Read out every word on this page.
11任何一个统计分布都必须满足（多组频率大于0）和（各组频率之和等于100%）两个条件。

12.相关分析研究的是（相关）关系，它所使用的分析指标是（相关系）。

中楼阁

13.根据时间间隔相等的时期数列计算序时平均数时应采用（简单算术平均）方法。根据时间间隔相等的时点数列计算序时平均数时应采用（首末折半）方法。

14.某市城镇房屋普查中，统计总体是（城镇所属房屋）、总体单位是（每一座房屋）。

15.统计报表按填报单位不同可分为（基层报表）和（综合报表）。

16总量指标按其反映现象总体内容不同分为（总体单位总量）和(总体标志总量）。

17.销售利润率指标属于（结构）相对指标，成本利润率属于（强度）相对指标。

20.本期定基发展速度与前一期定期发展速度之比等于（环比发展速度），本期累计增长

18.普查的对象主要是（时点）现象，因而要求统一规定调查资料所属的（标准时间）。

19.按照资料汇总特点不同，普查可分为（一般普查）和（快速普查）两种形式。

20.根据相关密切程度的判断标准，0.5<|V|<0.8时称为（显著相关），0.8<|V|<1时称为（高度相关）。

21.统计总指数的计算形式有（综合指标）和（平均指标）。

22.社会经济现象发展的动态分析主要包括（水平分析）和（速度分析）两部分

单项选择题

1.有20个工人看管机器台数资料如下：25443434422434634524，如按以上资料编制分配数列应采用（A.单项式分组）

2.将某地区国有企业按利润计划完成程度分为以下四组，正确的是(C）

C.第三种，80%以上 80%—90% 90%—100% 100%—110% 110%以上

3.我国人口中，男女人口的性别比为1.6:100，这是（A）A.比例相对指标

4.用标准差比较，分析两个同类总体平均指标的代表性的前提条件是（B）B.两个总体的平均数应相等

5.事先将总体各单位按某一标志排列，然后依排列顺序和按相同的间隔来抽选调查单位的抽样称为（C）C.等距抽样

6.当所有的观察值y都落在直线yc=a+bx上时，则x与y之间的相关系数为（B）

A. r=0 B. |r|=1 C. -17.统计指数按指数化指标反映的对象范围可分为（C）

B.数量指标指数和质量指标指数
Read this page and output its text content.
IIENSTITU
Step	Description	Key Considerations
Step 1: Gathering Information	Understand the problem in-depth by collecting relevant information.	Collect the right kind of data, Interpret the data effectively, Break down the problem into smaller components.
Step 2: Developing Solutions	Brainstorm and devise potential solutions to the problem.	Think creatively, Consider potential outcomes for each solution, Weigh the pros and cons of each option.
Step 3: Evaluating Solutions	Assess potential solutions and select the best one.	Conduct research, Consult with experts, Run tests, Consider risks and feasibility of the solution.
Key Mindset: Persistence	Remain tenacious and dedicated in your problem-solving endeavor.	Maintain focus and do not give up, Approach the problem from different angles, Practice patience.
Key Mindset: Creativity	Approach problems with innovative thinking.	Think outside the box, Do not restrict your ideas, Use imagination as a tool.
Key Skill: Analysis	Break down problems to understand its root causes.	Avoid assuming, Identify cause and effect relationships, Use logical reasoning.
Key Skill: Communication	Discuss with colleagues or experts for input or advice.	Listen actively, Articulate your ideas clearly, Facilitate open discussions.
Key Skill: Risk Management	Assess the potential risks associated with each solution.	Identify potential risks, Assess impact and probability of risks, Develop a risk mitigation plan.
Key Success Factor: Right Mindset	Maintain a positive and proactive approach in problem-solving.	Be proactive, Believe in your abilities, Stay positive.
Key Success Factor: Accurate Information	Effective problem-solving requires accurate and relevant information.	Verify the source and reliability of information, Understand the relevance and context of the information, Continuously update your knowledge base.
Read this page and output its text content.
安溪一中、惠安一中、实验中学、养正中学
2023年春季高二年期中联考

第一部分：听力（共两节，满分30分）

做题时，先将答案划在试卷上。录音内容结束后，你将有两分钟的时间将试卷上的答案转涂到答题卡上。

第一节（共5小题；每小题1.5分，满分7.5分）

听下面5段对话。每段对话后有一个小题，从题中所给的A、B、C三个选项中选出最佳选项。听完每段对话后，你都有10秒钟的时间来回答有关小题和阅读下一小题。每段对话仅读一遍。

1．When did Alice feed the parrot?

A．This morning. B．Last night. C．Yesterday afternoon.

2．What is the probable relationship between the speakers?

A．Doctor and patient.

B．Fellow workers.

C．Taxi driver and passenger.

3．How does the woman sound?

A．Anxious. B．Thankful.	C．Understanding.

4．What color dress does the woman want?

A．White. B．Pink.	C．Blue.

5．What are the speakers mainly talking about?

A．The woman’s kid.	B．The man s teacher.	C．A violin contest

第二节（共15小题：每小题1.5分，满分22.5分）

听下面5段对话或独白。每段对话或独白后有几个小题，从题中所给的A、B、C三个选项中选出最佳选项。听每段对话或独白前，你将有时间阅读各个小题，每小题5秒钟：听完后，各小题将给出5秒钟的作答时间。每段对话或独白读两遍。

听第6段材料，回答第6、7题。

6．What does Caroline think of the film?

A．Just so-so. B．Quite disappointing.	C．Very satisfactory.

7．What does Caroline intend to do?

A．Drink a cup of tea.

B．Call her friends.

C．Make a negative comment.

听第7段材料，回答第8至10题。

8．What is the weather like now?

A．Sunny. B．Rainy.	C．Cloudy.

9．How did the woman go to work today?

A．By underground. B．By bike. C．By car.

**Task description**: Return all lines containing the word "Caroline".

**Expected output**:
6．What does Caroline think of the film?
7．What does Caroline intend to do?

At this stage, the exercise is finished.